[Data extracted from a collection]
┌──

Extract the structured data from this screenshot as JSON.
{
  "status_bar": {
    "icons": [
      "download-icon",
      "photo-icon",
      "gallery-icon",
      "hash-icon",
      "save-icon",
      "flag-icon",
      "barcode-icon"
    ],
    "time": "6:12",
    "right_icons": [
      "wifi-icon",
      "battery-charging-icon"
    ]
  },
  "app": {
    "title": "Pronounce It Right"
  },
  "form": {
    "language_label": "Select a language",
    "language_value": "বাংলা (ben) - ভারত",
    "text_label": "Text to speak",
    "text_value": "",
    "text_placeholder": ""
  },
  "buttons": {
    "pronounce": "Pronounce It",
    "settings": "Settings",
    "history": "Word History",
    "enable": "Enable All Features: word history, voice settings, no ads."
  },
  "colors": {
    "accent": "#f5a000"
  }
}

└──
┌──

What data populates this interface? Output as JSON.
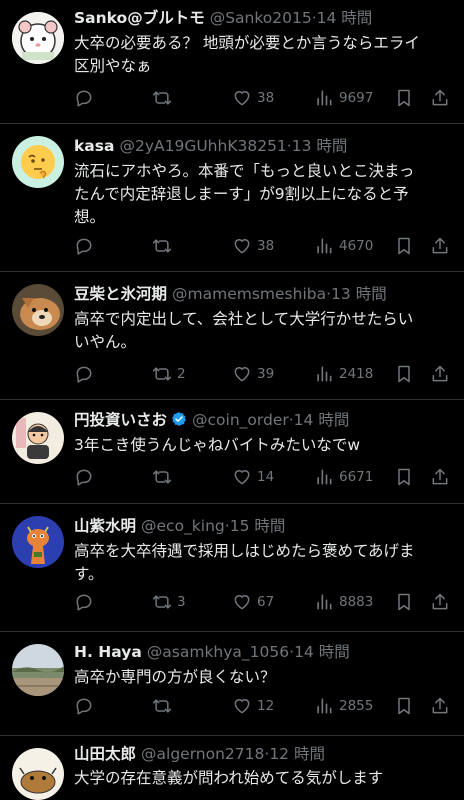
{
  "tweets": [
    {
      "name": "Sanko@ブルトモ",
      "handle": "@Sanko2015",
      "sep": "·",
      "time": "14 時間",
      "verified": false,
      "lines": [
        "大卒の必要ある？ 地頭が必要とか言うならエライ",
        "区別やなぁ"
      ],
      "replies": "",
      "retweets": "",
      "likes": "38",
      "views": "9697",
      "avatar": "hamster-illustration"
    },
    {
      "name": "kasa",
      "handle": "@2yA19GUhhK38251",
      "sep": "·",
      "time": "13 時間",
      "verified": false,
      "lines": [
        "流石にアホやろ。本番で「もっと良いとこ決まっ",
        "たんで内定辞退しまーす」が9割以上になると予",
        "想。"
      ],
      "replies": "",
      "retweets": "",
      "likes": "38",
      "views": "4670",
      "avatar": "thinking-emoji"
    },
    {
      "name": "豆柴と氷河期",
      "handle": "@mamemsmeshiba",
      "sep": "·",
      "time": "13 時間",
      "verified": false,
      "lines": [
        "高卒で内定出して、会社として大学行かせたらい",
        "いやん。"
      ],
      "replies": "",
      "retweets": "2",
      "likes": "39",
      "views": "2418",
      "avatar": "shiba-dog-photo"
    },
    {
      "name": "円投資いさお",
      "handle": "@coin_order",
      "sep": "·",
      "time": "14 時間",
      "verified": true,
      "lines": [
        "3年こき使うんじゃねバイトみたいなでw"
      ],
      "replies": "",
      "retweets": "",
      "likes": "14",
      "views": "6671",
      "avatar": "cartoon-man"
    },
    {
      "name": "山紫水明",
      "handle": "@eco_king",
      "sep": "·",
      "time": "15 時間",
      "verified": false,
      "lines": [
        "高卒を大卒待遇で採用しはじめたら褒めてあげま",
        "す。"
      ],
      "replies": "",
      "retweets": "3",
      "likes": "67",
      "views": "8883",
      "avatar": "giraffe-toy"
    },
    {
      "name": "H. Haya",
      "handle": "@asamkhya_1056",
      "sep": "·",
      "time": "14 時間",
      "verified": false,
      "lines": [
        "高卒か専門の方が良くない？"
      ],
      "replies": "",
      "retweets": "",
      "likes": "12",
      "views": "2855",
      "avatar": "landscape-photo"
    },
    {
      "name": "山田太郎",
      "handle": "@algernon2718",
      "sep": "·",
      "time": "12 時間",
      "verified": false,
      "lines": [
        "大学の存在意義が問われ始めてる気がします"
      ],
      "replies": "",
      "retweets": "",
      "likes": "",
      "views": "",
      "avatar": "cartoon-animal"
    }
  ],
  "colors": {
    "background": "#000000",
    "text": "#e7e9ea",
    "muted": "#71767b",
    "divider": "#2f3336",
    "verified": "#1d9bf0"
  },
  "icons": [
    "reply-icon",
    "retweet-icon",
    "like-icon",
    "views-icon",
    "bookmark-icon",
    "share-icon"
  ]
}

└──

■ Exercise aim ■
Your answer should be a single number: the count of lines in the listing that contain the word "name".

■ Output below ■
7